Music to cope, learn, and heal

When alumnus Casey Ehresman ʹ08 taught in the K-12 education system, she noticed that music had a way of helping children manage stress and excel academically. She chose Colorado State University to study music therapy because of the program’s emphasis on neurologically based research and study. Now a music therapist in a maximum security state prison, Casey tells Noteworthy how she uses music to help mentally ill prisoners handle an unstable and dangerous environment.

Each day alumnus Casey Ehresman ʹ08 arranges percussion instruments while waiting for prison security to search her patients before they enter the room. In a maximum security prison, anything could have happened that week or that day. Lock downs are a common occurrence, sending prisoners into isolation for 2 to 3 days, and conflict between inmates is normal. As a Gestalt therapist, Casey decides the prisoner’s therapy based on what she thinks their needs are in the moment. Her aim is to identify what her patients are feeling and perceiving at that time, and to help them become aware of what they are doing, how they are doing it, and how they can change and accept themselves.

“I engage with them very much like I did with the junior high students I taught. They are people going through scary life transitions and they don’t have the confidence to stick with their instincts,” says Casey. “I help the patient identify what is going on, and we do exercises that support what is happening to those patients in that particular moment.”

■ Work order
Reproduce the passage of the music therapy article between "Each day alumnus" and "and accept themselves.", inclusive. The material that follows the article is not needed.

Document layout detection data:
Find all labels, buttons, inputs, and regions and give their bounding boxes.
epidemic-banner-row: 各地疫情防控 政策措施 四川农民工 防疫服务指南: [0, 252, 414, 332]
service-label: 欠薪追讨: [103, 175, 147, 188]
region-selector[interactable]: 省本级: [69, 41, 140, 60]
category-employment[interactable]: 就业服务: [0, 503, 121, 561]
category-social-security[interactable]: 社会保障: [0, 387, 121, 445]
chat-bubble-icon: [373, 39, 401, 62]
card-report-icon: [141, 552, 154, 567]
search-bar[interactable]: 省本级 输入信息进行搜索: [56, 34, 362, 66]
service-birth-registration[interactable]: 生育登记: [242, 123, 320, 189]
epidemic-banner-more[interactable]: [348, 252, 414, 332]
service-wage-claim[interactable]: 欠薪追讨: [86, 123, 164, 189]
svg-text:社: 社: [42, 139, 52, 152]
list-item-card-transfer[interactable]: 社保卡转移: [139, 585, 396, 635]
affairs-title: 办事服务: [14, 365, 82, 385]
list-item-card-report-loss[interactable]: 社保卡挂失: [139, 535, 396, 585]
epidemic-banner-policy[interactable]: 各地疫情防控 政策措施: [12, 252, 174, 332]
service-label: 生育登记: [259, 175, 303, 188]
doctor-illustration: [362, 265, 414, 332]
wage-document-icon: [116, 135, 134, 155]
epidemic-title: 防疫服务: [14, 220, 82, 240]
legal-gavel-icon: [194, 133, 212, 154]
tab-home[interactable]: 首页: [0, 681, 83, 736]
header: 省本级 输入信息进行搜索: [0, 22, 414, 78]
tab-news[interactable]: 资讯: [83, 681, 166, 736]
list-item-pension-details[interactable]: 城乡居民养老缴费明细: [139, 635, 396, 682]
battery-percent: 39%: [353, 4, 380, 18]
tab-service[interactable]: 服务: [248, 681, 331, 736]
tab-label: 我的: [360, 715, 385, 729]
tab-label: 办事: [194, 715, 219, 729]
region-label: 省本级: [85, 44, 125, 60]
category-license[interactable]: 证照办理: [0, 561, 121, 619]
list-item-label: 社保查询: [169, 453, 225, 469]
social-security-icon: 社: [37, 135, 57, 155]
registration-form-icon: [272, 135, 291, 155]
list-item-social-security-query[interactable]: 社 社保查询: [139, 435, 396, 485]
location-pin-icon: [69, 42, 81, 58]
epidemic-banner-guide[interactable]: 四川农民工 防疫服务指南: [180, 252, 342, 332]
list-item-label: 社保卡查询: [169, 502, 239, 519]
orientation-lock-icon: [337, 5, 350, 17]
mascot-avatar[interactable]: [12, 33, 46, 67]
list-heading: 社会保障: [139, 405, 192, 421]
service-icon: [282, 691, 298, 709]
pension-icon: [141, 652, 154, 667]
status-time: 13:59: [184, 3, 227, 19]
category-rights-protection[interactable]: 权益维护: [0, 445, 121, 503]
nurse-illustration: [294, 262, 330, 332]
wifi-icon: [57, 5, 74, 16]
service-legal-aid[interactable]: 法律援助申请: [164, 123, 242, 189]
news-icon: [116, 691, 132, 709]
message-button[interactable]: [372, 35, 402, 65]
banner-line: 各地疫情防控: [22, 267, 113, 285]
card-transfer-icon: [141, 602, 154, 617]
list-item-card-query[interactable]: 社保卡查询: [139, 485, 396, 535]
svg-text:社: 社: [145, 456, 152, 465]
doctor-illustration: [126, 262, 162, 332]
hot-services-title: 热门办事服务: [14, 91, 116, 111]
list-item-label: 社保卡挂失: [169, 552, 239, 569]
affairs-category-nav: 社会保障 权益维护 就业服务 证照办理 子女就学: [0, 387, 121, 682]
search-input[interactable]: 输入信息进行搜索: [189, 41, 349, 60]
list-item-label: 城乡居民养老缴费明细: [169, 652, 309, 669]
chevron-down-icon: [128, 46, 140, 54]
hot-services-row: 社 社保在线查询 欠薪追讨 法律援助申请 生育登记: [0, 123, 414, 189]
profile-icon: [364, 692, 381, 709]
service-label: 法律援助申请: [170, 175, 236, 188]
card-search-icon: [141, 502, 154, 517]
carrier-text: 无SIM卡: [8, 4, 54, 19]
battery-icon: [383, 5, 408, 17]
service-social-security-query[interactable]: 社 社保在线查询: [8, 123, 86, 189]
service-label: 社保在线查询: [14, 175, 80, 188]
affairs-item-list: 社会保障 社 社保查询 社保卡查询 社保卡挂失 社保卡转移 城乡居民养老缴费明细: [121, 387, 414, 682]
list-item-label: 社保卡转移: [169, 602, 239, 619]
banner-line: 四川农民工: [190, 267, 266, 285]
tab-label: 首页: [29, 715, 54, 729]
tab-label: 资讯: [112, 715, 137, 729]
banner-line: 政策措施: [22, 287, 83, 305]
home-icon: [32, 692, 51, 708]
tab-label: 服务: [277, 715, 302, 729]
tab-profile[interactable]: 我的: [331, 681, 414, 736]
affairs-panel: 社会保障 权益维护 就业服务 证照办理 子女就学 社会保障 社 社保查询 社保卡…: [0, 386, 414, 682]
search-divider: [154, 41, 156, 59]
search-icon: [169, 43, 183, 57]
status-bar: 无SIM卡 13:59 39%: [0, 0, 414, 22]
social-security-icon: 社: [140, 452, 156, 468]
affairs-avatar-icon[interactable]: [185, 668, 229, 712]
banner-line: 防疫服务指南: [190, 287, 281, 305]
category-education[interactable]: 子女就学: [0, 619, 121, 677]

■ Exercise solution
Each day alumnus Casey Ehresman ʹ08 arranges percussion instruments while waiting for prison security to search her patients before they enter the room. In a maximum security prison, anything could have happened that week or that day. Lock downs are a common occurrence, sending prisoners into isolation for 2 to 3 days, and conflict between inmates is normal. As a Gestalt therapist, Casey decides the prisoner’s therapy based on what she thinks their needs are in the moment. Her aim is to identify what her patients are feeling and perceiving at that time, and to help them become aware of what they are doing, how they are doing it, and how they can change and accept themselves.